Instruction a → Turn the rows below, from the first row through the line containing "rent-search-panel: Rent your", into a JSON list of strings with one string per line and no blank lines.
--- Start of Document passage ---
2. Tropical storm and hurricane summaries

a. Hurricane Adrian: 18–22 June

A persistent area of disturbed weather located south of the Gulf of Tehuantepec developed a low-level circulation and convective banding on 16 June. This occurred when a tropical wave, which had moved off the west coast of Africa 11 days earlier, moved into the preexisting disturbed area. Further development followed, producing a tropical depression about 225 n mi southeast of Acapulco, Mexico, near 0600 UTC 18 June (Fig. 1). The depression became Tropical Storm Adrian later that day. A deep-layer ridge over Mexico helped steer the cyclone west-northwestward on a track parallel to the coast of Mexico through 20 June. Adrian became a hurricane on 20 June and maintained an estimated peak intensity of 85 kt from 1800 UTC 20 June to 0000 UTC 21 June. An eye was briefly seen in satellite imagery during this time (not shown).
--- End of Document passage ---
Instruction b → Write out the hurricane summary word for word from "A persistent area" to "time (not shown).".
--- Start of Dataset entries ---
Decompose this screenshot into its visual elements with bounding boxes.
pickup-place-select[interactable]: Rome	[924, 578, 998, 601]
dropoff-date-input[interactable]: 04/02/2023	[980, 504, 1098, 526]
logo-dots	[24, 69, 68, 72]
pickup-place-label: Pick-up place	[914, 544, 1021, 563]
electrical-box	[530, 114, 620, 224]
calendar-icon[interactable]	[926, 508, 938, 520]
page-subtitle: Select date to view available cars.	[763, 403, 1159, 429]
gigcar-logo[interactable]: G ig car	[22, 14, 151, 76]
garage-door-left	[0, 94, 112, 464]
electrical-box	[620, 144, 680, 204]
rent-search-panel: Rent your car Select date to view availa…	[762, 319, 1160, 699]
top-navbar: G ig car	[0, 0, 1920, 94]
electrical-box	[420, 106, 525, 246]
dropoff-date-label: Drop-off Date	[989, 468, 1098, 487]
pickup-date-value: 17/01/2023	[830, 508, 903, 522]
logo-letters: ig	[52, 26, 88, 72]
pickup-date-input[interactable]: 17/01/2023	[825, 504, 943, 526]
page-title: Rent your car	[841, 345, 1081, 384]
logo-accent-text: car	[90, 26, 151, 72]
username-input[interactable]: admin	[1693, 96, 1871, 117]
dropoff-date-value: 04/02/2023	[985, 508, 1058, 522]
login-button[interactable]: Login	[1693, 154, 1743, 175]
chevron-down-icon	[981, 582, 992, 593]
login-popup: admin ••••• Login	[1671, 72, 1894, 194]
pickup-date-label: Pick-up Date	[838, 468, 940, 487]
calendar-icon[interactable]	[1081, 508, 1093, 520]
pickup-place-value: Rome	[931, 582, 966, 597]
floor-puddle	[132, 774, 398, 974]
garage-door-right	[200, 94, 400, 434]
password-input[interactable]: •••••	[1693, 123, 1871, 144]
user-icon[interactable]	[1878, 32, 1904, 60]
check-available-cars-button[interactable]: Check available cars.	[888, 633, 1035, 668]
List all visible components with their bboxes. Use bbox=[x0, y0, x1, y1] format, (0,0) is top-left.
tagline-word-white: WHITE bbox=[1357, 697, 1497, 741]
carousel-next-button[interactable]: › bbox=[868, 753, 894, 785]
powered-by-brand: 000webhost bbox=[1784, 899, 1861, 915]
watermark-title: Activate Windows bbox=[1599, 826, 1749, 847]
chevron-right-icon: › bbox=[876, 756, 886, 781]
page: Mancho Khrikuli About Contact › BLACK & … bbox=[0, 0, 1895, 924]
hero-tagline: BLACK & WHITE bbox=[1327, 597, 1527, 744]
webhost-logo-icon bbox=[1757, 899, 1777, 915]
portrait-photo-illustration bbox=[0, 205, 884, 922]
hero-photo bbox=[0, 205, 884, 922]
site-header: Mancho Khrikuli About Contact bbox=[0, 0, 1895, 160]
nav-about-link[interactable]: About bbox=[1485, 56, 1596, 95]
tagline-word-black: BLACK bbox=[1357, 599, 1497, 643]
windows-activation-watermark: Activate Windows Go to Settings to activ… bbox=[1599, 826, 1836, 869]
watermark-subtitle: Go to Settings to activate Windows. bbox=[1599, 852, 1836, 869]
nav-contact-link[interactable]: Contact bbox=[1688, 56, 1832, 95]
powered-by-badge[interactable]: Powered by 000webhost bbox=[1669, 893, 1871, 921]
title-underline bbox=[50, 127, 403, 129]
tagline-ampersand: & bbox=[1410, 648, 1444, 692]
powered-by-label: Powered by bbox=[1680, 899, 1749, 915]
--- End of Dataset entries ---
Final result a →
[
  "Decompose this screenshot into its visual elements with bounding boxes.",
  "pickup-place-select[interactable]: Rome\t[924, 578, 998, 601]",
  "dropoff-date-input[interactable]: 04/02/2023\t[980, 504, 1098, 526]",
  "logo-dots\t[24, 69, 68, 72]",
  "pickup-place-label: Pick-up place\t[914, 544, 1021, 563]",
  "electrical-box\t[530, 114, 620, 224]",
  "calendar-icon[interactable]\t[926, 508, 938, 520]",
  "page-subtitle: Select date to view available cars.\t[763, 403, 1159, 429]",
  "gigcar-logo[interactable]: G ig car\t[22, 14, 151, 76]",
  "garage-door-left\t[0, 94, 112, 464]",
  "electrical-box\t[620, 144, 680, 204]",
  "rent-search-panel: Rent your car Select date to view availa…\t[762, 319, 1160, 699]"
]

Final result b →
A persistent area of disturbed weather located south of the Gulf of Tehuantepec developed a low-level circulation and convective banding on 16 June. This occurred when a tropical wave, which had moved off the west coast of Africa 11 days earlier, moved into the preexisting disturbed area. Further development followed, producing a tropical depression about 225 n mi southeast of Acapulco, Mexico, near 0600 UTC 18 June (Fig. 1). The depression became Tropical Storm Adrian later that day. A deep-layer ridge over Mexico helped steer the cyclone west-northwestward on a track parallel to the coast of Mexico through 20 June. Adrian became a hurricane on 20 June and maintained an estimated peak intensity of 85 kt from 1800 UTC 20 June to 0000 UTC 21 June. An eye was briefly seen in satellite imagery during this time (not shown).